**Exercise task**:
Each line containing the word "高谈阔论" must be collected.

○ ○ ○ ○ ○ ○ ○

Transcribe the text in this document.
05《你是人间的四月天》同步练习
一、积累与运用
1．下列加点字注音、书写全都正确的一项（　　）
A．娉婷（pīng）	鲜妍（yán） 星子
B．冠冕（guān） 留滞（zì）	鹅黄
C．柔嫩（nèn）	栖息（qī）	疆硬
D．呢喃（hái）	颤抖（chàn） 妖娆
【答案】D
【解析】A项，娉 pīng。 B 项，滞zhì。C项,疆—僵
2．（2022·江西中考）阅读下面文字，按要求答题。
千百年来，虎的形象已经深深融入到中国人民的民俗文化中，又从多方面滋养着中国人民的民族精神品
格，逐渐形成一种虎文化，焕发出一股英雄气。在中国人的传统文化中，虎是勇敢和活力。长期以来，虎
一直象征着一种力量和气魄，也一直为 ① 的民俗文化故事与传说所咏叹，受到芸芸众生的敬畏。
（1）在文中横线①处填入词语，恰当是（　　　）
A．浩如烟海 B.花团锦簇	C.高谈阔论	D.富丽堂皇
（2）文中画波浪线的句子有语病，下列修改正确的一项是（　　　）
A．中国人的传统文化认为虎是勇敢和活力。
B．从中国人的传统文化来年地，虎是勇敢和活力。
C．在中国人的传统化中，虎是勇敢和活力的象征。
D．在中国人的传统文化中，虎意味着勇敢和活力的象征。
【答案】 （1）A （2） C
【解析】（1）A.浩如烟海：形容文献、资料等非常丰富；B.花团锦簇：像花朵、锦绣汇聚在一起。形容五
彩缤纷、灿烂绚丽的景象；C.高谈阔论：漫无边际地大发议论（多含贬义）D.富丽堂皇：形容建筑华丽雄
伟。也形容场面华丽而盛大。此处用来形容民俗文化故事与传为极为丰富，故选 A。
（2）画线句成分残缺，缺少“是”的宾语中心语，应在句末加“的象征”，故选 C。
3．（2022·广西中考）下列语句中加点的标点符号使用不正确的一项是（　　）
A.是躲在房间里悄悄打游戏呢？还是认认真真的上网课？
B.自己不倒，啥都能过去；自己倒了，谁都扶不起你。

○ ○ ○ ○ ○ ○ ○

**Completed exercise**:
A．浩如烟海 B.花团锦簇	C.高谈阔论	D.富丽堂皇
彩缤纷、灿烂绚丽的景象；C.高谈阔论：漫无边际地大发议论（多含贬义）D.富丽堂皇：形容建筑华丽雄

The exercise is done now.